==== Excerpted records ====

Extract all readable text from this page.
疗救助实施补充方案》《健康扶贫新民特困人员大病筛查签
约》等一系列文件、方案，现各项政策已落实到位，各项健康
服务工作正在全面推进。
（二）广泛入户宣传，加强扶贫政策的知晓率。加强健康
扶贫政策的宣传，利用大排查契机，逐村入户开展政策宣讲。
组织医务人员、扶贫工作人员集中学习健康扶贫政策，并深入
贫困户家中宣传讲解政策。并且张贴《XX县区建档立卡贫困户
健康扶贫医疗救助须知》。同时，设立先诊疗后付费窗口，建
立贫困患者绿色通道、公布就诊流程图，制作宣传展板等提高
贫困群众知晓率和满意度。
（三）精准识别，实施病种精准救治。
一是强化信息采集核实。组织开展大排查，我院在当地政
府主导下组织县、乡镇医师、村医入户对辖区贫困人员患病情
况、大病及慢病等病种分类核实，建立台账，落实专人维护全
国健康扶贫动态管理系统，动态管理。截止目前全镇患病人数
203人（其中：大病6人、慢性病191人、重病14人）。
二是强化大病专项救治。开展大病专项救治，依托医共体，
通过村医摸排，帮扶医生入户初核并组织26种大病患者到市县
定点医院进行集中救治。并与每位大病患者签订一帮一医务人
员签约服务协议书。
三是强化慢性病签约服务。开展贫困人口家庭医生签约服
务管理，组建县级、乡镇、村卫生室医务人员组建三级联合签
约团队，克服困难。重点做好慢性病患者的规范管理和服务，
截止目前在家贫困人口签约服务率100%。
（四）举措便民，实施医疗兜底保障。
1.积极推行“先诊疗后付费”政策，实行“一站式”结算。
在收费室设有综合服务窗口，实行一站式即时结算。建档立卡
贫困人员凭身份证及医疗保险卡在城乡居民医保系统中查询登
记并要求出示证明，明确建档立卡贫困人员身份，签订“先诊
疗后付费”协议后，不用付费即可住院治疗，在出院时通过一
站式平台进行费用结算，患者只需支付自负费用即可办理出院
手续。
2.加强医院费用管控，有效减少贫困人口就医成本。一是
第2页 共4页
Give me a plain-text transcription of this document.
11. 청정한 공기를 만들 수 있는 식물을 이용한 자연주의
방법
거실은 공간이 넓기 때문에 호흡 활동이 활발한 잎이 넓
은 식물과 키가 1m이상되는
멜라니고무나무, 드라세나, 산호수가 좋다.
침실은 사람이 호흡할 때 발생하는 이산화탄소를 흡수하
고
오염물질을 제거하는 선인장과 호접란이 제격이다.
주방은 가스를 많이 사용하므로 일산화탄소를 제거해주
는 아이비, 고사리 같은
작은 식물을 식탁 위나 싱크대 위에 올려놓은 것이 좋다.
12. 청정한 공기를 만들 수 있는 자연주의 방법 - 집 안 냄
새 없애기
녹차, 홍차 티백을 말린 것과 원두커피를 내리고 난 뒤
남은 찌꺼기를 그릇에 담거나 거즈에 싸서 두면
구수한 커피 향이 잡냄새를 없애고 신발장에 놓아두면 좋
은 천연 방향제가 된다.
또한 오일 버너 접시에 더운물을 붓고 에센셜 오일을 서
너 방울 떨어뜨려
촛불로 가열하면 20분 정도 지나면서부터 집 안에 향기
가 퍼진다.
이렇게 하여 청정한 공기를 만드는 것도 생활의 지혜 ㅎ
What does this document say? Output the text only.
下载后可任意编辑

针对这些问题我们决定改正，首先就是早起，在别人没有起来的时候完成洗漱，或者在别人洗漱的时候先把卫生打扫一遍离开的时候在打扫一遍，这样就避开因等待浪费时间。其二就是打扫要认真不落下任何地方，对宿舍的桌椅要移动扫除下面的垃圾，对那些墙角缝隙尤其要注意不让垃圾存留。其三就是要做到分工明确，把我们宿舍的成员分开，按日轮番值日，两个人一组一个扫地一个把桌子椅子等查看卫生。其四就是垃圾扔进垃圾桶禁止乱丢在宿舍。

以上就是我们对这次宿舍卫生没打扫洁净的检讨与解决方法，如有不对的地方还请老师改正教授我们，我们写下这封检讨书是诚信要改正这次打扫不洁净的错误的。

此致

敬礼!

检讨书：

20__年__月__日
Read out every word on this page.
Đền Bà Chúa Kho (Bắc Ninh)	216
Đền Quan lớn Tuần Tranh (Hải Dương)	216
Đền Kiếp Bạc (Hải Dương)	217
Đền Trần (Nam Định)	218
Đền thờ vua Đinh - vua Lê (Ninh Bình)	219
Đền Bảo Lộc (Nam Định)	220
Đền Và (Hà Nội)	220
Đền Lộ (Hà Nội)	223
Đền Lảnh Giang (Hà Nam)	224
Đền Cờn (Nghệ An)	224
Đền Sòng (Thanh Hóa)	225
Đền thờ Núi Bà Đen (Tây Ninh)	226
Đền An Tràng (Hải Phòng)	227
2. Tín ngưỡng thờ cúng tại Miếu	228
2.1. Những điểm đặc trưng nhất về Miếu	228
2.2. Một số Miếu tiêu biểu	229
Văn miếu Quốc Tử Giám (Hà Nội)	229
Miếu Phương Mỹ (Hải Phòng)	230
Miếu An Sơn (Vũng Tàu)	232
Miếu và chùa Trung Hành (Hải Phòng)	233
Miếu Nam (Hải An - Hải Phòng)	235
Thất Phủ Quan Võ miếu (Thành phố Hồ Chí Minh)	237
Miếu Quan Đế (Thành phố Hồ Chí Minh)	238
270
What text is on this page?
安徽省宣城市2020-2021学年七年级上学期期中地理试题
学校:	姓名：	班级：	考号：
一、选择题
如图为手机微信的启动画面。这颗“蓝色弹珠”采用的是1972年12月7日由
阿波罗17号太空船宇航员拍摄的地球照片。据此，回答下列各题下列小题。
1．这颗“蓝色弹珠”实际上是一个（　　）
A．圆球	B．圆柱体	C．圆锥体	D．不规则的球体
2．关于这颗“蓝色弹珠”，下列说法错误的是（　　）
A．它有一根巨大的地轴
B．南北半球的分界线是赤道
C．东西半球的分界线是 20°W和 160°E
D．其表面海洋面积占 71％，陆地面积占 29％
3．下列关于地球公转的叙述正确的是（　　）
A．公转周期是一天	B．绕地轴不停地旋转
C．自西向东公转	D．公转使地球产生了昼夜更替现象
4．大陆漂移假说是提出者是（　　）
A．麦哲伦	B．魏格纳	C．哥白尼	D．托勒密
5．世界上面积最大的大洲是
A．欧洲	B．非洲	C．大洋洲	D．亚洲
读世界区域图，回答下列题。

====

**Task to carry out**
Go through the material and select each line with the string "page" in it.

**Written reply**
Extract all readable text from this page.
Read out every word on this page.
What text is on this page?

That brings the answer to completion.